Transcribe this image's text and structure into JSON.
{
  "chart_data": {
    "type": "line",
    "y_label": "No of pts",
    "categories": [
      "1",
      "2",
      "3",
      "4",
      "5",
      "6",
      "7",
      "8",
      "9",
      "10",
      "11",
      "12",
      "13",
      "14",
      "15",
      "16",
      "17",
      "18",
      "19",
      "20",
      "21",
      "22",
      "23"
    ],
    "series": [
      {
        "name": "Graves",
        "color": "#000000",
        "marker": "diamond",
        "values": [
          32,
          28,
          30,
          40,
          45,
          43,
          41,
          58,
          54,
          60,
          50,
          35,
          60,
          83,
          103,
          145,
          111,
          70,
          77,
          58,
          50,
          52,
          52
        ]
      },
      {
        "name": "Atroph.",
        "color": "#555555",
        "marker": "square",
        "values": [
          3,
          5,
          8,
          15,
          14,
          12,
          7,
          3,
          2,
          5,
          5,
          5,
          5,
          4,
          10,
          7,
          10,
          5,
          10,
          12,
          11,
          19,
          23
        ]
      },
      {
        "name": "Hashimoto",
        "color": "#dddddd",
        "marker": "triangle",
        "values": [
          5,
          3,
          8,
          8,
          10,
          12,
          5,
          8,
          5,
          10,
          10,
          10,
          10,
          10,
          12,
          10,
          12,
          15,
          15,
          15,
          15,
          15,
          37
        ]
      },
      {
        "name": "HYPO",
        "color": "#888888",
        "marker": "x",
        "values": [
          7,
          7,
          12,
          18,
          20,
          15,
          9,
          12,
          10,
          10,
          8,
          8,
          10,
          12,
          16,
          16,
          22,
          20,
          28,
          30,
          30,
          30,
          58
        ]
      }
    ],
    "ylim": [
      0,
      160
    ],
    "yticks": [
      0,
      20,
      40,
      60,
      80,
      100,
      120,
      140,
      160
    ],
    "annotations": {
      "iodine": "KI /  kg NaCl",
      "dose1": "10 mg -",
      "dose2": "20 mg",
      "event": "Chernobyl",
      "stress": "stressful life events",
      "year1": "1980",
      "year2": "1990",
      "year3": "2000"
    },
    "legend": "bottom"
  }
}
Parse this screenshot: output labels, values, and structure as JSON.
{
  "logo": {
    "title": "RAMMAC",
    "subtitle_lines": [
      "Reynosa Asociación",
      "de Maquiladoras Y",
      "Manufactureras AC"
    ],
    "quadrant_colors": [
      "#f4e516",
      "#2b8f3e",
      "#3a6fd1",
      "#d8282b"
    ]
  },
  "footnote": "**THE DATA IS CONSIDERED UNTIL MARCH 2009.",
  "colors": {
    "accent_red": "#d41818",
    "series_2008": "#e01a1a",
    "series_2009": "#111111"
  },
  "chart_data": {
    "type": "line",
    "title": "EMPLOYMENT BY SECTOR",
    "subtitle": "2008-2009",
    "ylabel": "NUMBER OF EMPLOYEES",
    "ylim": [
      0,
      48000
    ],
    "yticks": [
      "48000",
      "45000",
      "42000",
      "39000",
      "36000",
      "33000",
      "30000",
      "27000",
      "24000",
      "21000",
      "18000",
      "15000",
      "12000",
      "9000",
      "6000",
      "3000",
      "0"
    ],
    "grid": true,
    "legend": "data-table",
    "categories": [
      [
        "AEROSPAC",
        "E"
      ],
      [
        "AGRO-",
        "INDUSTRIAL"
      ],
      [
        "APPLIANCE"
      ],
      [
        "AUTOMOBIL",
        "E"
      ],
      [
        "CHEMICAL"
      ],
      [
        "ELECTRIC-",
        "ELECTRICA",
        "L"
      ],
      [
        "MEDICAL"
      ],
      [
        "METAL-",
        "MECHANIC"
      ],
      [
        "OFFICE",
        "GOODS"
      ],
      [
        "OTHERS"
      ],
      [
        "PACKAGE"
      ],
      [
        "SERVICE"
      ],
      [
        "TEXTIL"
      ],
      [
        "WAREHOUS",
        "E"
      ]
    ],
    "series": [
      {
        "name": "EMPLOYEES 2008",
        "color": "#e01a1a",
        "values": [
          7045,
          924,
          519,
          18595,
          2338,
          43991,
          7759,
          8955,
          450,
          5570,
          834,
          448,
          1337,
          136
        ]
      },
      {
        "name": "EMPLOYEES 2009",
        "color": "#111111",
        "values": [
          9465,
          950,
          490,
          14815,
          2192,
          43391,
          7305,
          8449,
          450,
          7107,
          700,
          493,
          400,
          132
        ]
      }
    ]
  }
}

● ● ● ●

THE TASK
Find every line in the records that contains the word "marker"; copy those lines.

ANSWER TO THIS EXERCISE
        "marker": "diamond",
        "marker": "square",
        "marker": "triangle",
        "marker": "x",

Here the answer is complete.